DO THIS:
Extract every entry word for word.

[Saved entries]
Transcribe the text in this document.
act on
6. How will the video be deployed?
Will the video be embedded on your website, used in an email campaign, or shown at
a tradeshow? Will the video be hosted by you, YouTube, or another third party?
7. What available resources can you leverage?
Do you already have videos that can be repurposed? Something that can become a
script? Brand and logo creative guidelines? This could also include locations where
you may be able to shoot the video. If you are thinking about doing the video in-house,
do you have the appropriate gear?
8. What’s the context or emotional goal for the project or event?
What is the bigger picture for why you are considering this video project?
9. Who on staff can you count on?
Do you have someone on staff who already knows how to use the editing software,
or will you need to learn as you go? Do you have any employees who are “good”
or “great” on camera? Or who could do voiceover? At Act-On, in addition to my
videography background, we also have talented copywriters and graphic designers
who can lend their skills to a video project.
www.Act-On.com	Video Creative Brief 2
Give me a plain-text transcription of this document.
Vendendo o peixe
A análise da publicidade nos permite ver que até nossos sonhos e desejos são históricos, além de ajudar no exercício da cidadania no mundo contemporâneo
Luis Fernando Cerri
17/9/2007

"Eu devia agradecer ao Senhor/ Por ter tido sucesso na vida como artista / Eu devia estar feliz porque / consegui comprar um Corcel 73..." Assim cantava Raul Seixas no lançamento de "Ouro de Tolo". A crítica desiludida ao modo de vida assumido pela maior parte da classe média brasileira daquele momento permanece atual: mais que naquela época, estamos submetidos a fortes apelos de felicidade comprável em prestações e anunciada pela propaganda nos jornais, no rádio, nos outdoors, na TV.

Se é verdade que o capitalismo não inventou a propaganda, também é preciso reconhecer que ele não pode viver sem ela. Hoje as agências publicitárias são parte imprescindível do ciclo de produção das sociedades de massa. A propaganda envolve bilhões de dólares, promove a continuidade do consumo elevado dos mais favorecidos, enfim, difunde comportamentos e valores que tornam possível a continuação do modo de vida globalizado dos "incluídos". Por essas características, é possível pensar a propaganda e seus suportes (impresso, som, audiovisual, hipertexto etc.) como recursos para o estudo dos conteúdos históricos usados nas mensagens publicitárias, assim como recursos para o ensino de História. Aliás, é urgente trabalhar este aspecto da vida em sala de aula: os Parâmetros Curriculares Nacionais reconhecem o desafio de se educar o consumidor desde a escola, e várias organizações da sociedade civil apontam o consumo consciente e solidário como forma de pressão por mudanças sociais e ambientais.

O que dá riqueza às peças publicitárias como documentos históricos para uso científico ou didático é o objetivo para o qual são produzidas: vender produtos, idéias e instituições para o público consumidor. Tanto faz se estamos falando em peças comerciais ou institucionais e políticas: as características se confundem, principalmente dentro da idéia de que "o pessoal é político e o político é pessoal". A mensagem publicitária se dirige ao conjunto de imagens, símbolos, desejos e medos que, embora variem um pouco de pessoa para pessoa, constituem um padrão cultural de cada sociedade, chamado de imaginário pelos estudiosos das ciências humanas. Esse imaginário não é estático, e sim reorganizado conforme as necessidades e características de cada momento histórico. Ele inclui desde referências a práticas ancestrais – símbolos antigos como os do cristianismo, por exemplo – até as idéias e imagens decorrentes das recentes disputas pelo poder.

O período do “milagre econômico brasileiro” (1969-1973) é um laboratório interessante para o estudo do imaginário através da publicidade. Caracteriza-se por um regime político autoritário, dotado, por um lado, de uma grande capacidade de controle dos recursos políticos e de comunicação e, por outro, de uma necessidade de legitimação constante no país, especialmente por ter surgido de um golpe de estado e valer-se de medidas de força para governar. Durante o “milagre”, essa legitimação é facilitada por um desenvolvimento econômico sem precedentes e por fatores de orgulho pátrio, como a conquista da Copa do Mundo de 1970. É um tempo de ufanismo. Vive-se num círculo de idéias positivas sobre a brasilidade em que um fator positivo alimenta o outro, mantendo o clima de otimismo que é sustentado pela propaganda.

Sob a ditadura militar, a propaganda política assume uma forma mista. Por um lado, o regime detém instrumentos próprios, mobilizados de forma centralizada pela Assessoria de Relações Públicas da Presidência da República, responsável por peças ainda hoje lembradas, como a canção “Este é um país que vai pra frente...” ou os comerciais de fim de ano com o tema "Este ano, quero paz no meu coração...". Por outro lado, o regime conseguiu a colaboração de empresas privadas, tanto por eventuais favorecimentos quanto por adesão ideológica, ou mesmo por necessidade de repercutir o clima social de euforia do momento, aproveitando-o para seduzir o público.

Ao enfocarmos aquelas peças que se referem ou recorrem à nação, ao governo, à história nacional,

EXERCISE ANSWER:
Transcribe the text in this document.
act on
6. How will the video be deployed?
Will the video be embedded on your website, used in an email campaign, or shown at
a tradeshow? Will the video be hosted by you, YouTube, or another third party?
7. What available resources can you leverage?
Do you already have videos that can be repurposed? Something that can become a
script? Brand and logo creative guidelines? This could also include locations where
you may be able to shoot the video. If you are thinking about doing the video in-house,
do you have the appropriate gear?
8. What’s the context or emotional goal for the project or event?
What is the bigger picture for why you are considering this video project?
9. Who on staff can you count on?
Do you have someone on staff who already knows how to use the editing software,
or will you need to learn as you go? Do you have any employees who are “good”
or “great” on camera? Or who could do voiceover? At Act-On, in addition to my
videography background, we also have talented copywriters and graphic designers
who can lend their skills to a video project.
www.Act-On.com	Video Creative Brief 2
Give me a plain-text transcription of this document.
Vendendo o peixe
A análise da publicidade nos permite ver que até nossos sonhos e desejos são históricos, além de ajudar no exercício da cidadania no mundo contemporâneo
Luis Fernando Cerri
17/9/2007

"Eu devia agradecer ao Senhor/ Por ter tido sucesso na vida como artista / Eu devia estar feliz porque / consegui comprar um Corcel 73..." Assim cantava Raul Seixas no lançamento de "Ouro de Tolo". A crítica desiludida ao modo de vida assumido pela maior parte da classe média brasileira daquele momento permanece atual: mais que naquela época, estamos submetidos a fortes apelos de felicidade comprável em prestações e anunciada pela propaganda nos jornais, no rádio, nos outdoors, na TV.

Se é verdade que o capitalismo não inventou a propaganda, também é preciso reconhecer que ele não pode viver sem ela. Hoje as agências publicitárias são parte imprescindível do ciclo de produção das sociedades de massa. A propaganda envolve bilhões de dólares, promove a continuidade do consumo elevado dos mais favorecidos, enfim, difunde comportamentos e valores que tornam possível a continuação do modo de vida globalizado dos "incluídos". Por essas características, é possível pensar a propaganda e seus suportes (impresso, som, audiovisual, hipertexto etc.) como recursos para o estudo dos conteúdos históricos usados nas mensagens publicitárias, assim como recursos para o ensino de História. Aliás, é urgente trabalhar este aspecto da vida em sala de aula: os Parâmetros Curriculares Nacionais reconhecem o desafio de se educar o consumidor desde a escola, e várias organizações da sociedade civil apontam o consumo consciente e solidário como forma de pressão por mudanças sociais e ambientais.

O que dá riqueza às peças publicitárias como documentos históricos para uso científico ou didático é o objetivo para o qual são produzidas: vender produtos, idéias e instituições para o público consumidor. Tanto faz se estamos falando em peças comerciais ou institucionais e políticas: as características se confundem, principalmente dentro da idéia de que "o pessoal é político e o político é pessoal". A mensagem publicitária se dirige ao conjunto de imagens, símbolos, desejos e medos que, embora variem um pouco de pessoa para pessoa, constituem um padrão cultural de cada sociedade, chamado de imaginário pelos estudiosos das ciências humanas. Esse imaginário não é estático, e sim reorganizado conforme as necessidades e características de cada momento histórico. Ele inclui desde referências a práticas ancestrais – símbolos antigos como os do cristianismo, por exemplo – até as idéias e imagens decorrentes das recentes disputas pelo poder.

O período do “milagre econômico brasileiro” (1969-1973) é um laboratório interessante para o estudo do imaginário através da publicidade. Caracteriza-se por um regime político autoritário, dotado, por um lado, de uma grande capacidade de controle dos recursos políticos e de comunicação e, por outro, de uma necessidade de legitimação constante no país, especialmente por ter surgido de um golpe de estado e valer-se de medidas de força para governar. Durante o “milagre”, essa legitimação é facilitada por um desenvolvimento econômico sem precedentes e por fatores de orgulho pátrio, como a conquista da Copa do Mundo de 1970. É um tempo de ufanismo. Vive-se num círculo de idéias positivas sobre a brasilidade em que um fator positivo alimenta o outro, mantendo o clima de otimismo que é sustentado pela propaganda.

Sob a ditadura militar, a propaganda política assume uma forma mista. Por um lado, o regime detém instrumentos próprios, mobilizados de forma centralizada pela Assessoria de Relações Públicas da Presidência da República, responsável por peças ainda hoje lembradas, como a canção “Este é um país que vai pra frente...” ou os comerciais de fim de ano com o tema "Este ano, quero paz no meu coração...". Por outro lado, o regime conseguiu a colaboração de empresas privadas, tanto por eventuais favorecimentos quanto por adesão ideológica, ou mesmo por necessidade de repercutir o clima social de euforia do momento, aproveitando-o para seduzir o público.

Ao enfocarmos aquelas peças que se referem ou recorrem à nação, ao governo, à história nacional,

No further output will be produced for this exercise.